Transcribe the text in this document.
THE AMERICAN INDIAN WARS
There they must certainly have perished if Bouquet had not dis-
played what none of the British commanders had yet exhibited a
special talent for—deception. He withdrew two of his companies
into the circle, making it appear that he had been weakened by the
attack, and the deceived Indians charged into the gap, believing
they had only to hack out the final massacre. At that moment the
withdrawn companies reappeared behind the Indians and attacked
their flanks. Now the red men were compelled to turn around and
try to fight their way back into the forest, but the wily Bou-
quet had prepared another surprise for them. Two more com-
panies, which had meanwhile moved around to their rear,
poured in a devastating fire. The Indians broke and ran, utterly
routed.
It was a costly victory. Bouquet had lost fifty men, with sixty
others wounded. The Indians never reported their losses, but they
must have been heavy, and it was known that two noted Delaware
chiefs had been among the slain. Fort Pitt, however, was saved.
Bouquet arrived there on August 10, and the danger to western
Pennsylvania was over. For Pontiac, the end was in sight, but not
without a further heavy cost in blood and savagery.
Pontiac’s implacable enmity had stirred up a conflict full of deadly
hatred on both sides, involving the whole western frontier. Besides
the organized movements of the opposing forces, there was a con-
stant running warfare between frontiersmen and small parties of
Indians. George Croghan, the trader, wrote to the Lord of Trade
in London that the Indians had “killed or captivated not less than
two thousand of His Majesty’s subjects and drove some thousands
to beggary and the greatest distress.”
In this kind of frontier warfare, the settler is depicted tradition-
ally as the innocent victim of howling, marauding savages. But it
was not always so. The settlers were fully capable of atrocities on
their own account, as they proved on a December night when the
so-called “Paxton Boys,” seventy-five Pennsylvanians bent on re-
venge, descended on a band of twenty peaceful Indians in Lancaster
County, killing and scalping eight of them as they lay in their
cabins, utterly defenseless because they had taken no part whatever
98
# # # # # # #
Task description:
Print all of the data exactly as it was given.

Solution:
Transcribe the text in this document.
THE AMERICAN INDIAN WARS
There they must certainly have perished if Bouquet had not dis-
played what none of the British commanders had yet exhibited a
special talent for—deception. He withdrew two of his companies
into the circle, making it appear that he had been weakened by the
attack, and the deceived Indians charged into the gap, believing
they had only to hack out the final massacre. At that moment the
withdrawn companies reappeared behind the Indians and attacked
their flanks. Now the red men were compelled to turn around and
try to fight their way back into the forest, but the wily Bou-
quet had prepared another surprise for them. Two more com-
panies, which had meanwhile moved around to their rear,
poured in a devastating fire. The Indians broke and ran, utterly
routed.
It was a costly victory. Bouquet had lost fifty men, with sixty
others wounded. The Indians never reported their losses, but they
must have been heavy, and it was known that two noted Delaware
chiefs had been among the slain. Fort Pitt, however, was saved.
Bouquet arrived there on August 10, and the danger to western
Pennsylvania was over. For Pontiac, the end was in sight, but not
without a further heavy cost in blood and savagery.
Pontiac’s implacable enmity had stirred up a conflict full of deadly
hatred on both sides, involving the whole western frontier. Besides
the organized movements of the opposing forces, there was a con-
stant running warfare between frontiersmen and small parties of
Indians. George Croghan, the trader, wrote to the Lord of Trade
in London that the Indians had “killed or captivated not less than
two thousand of His Majesty’s subjects and drove some thousands
to beggary and the greatest distress.”
In this kind of frontier warfare, the settler is depicted tradition-
ally as the innocent victim of howling, marauding savages. But it
was not always so. The settlers were fully capable of atrocities on
their own account, as they proved on a December night when the
so-called “Paxton Boys,” seventy-five Pennsylvanians bent on re-
venge, descended on a band of twenty peaceful Indians in Lancaster
County, killing and scalping eight of them as they lay in their
cabins, utterly defenseless because they had taken no part whatever
98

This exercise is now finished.